:: Short problem ::
Please print all of the material below, word for word.

[Chart and figure data]
* * * * *

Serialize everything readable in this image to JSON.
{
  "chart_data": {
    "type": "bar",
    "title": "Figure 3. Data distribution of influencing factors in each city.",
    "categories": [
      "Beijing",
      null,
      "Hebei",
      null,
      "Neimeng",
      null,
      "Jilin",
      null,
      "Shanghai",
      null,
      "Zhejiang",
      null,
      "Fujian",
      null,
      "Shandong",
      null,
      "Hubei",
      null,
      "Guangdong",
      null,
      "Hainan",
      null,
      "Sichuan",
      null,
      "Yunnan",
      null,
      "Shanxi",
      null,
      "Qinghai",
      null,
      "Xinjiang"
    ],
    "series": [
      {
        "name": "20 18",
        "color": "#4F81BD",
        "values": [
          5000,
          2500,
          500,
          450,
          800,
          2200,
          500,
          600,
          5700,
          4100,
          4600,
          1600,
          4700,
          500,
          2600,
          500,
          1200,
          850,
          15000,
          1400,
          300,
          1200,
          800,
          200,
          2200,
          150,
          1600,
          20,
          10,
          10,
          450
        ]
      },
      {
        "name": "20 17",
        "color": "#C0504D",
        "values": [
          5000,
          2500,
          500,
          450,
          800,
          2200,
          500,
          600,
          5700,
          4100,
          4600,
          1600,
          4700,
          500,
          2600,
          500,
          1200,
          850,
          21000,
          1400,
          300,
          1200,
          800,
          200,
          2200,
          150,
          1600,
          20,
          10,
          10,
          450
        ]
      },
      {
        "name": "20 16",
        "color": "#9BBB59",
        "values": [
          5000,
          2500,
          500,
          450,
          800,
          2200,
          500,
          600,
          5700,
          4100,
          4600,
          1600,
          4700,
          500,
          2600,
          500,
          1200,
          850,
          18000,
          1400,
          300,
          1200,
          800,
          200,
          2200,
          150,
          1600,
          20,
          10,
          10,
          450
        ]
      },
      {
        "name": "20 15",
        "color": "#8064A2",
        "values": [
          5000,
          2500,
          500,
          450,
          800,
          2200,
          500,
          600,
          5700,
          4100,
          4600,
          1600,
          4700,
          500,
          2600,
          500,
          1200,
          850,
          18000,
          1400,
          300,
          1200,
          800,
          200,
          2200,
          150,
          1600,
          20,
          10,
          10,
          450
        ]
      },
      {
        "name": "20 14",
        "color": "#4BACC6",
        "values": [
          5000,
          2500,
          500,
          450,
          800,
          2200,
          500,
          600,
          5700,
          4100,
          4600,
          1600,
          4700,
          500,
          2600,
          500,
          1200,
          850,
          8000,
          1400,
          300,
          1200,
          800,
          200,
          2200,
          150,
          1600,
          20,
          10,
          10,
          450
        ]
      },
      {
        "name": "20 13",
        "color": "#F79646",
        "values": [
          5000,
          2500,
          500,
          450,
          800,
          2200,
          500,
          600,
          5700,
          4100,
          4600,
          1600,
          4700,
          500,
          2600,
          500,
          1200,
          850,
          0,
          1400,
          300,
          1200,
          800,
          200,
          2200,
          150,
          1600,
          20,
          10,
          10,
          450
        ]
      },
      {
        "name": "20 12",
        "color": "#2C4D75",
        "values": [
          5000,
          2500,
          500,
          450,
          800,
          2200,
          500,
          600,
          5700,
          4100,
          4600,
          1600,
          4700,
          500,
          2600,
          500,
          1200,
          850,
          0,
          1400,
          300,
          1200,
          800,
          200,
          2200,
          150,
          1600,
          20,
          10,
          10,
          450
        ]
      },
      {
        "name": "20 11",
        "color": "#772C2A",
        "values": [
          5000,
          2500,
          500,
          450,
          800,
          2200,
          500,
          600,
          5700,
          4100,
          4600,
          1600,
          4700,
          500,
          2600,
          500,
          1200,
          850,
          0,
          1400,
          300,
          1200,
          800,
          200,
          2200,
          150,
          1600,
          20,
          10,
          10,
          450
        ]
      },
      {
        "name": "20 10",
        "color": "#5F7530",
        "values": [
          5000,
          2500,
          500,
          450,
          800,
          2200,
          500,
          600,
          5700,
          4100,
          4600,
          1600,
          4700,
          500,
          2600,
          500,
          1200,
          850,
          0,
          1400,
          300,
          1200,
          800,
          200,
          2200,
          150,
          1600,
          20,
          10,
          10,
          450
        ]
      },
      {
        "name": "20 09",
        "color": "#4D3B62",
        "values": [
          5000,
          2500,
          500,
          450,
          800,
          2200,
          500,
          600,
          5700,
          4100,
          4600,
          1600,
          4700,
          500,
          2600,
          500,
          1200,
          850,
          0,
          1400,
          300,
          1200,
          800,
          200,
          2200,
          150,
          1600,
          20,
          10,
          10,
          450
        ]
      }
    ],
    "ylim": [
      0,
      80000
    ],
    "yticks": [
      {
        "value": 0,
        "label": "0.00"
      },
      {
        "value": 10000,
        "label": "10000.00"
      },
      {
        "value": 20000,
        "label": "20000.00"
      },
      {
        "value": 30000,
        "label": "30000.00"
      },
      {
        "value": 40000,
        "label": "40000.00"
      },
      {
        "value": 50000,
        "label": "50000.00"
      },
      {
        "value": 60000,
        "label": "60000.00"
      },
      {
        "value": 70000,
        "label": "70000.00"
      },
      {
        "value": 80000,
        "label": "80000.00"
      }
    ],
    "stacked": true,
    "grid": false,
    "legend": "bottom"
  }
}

* * * * *

:: Exercise output ::
Serialize everything readable in this image to JSON.
{
  "chart_data": {
    "type": "bar",
    "title": "Figure 3. Data distribution of influencing factors in each city.",
    "categories": [
      "Beijing",
      null,
      "Hebei",
      null,
      "Neimeng",
      null,
      "Jilin",
      null,
      "Shanghai",
      null,
      "Zhejiang",
      null,
      "Fujian",
      null,
      "Shandong",
      null,
      "Hubei",
      null,
      "Guangdong",
      null,
      "Hainan",
      null,
      "Sichuan",
      null,
      "Yunnan",
      null,
      "Shanxi",
      null,
      "Qinghai",
      null,
      "Xinjiang"
    ],
    "series": [
      {
        "name": "20 18",
        "color": "#4F81BD",
        "values": [
          5000,
          2500,
          500,
          450,
          800,
          2200,
          500,
          600,
          5700,
          4100,
          4600,
          1600,
          4700,
          500,
          2600,
          500,
          1200,
          850,
          15000,
          1400,
          300,
          1200,
          800,
          200,
          2200,
          150,
          1600,
          20,
          10,
          10,
          450
        ]
      },
      {
        "name": "20 17",
        "color": "#C0504D",
        "values": [
          5000,
          2500,
          500,
          450,
          800,
          2200,
          500,
          600,
          5700,
          4100,
          4600,
          1600,
          4700,
          500,
          2600,
          500,
          1200,
          850,
          21000,
          1400,
          300,
          1200,
          800,
          200,
          2200,
          150,
          1600,
          20,
          10,
          10,
          450
        ]
      },
      {
        "name": "20 16",
        "color": "#9BBB59",
        "values": [
          5000,
          2500,
          500,
          450,
          800,
          2200,
          500,
          600,
          5700,
          4100,
          4600,
          1600,
          4700,
          500,
          2600,
          500,
          1200,
          850,
          18000,
          1400,
          300,
          1200,
          800,
          200,
          2200,
          150,
          1600,
          20,
          10,
          10,
          450
        ]
      },
      {
        "name": "20 15",
        "color": "#8064A2",
        "values": [
          5000,
          2500,
          500,
          450,
          800,
          2200,
          500,
          600,
          5700,
          4100,
          4600,
          1600,
          4700,
          500,
          2600,
          500,
          1200,
          850,
          18000,
          1400,
          300,
          1200,
          800,
          200,
          2200,
          150,
          1600,
          20,
          10,
          10,
          450
        ]
      },
      {
        "name": "20 14",
        "color": "#4BACC6",
        "values": [
          5000,
          2500,
          500,
          450,
          800,
          2200,
          500,
          600,
          5700,
          4100,
          4600,
          1600,
          4700,
          500,
          2600,
          500,
          1200,
          850,
          8000,
          1400,
          300,
          1200,
          800,
          200,
          2200,
          150,
          1600,
          20,
          10,
          10,
          450
        ]
      },
      {
        "name": "20 13",
        "color": "#F79646",
        "values": [
          5000,
          2500,
          500,
          450,
          800,
          2200,
          500,
          600,
          5700,
          4100,
          4600,
          1600,
          4700,
          500,
          2600,
          500,
          1200,
          850,
          0,
          1400,
          300,
          1200,
          800,
          200,
          2200,
          150,
          1600,
          20,
          10,
          10,
          450
        ]
      },
      {
        "name": "20 12",
        "color": "#2C4D75",
        "values": [
          5000,
          2500,
          500,
          450,
          800,
          2200,
          500,
          600,
          5700,
          4100,
          4600,
          1600,
          4700,
          500,
          2600,
          500,
          1200,
          850,
          0,
          1400,
          300,
          1200,
          800,
          200,
          2200,
          150,
          1600,
          20,
          10,
          10,
          450
        ]
      },
      {
        "name": "20 11",
        "color": "#772C2A",
        "values": [
          5000,
          2500,
          500,
          450,
          800,
          2200,
          500,
          600,
          5700,
          4100,
          4600,
          1600,
          4700,
          500,
          2600,
          500,
          1200,
          850,
          0,
          1400,
          300,
          1200,
          800,
          200,
          2200,
          150,
          1600,
          20,
          10,
          10,
          450
        ]
      },
      {
        "name": "20 10",
        "color": "#5F7530",
        "values": [
          5000,
          2500,
          500,
          450,
          800,
          2200,
          500,
          600,
          5700,
          4100,
          4600,
          1600,
          4700,
          500,
          2600,
          500,
          1200,
          850,
          0,
          1400,
          300,
          1200,
          800,
          200,
          2200,
          150,
          1600,
          20,
          10,
          10,
          450
        ]
      },
      {
        "name": "20 09",
        "color": "#4D3B62",
        "values": [
          5000,
          2500,
          500,
          450,
          800,
          2200,
          500,
          600,
          5700,
          4100,
          4600,
          1600,
          4700,
          500,
          2600,
          500,
          1200,
          850,
          0,
          1400,
          300,
          1200,
          800,
          200,
          2200,
          150,
          1600,
          20,
          10,
          10,
          450
        ]
      }
    ],
    "ylim": [
      0,
      80000
    ],
    "yticks": [
      {
        "value": 0,
        "label": "0.00"
      },
      {
        "value": 10000,
        "label": "10000.00"
      },
      {
        "value": 20000,
        "label": "20000.00"
      },
      {
        "value": 30000,
        "label": "30000.00"
      },
      {
        "value": 40000,
        "label": "40000.00"
      },
      {
        "value": 50000,
        "label": "50000.00"
      },
      {
        "value": 60000,
        "label": "60000.00"
      },
      {
        "value": 70000,
        "label": "70000.00"
      },
      {
        "value": 80000,
        "label": "80000.00"
      }
    ],
    "stacked": true,
    "grid": false,
    "legend": "bottom"
  }
}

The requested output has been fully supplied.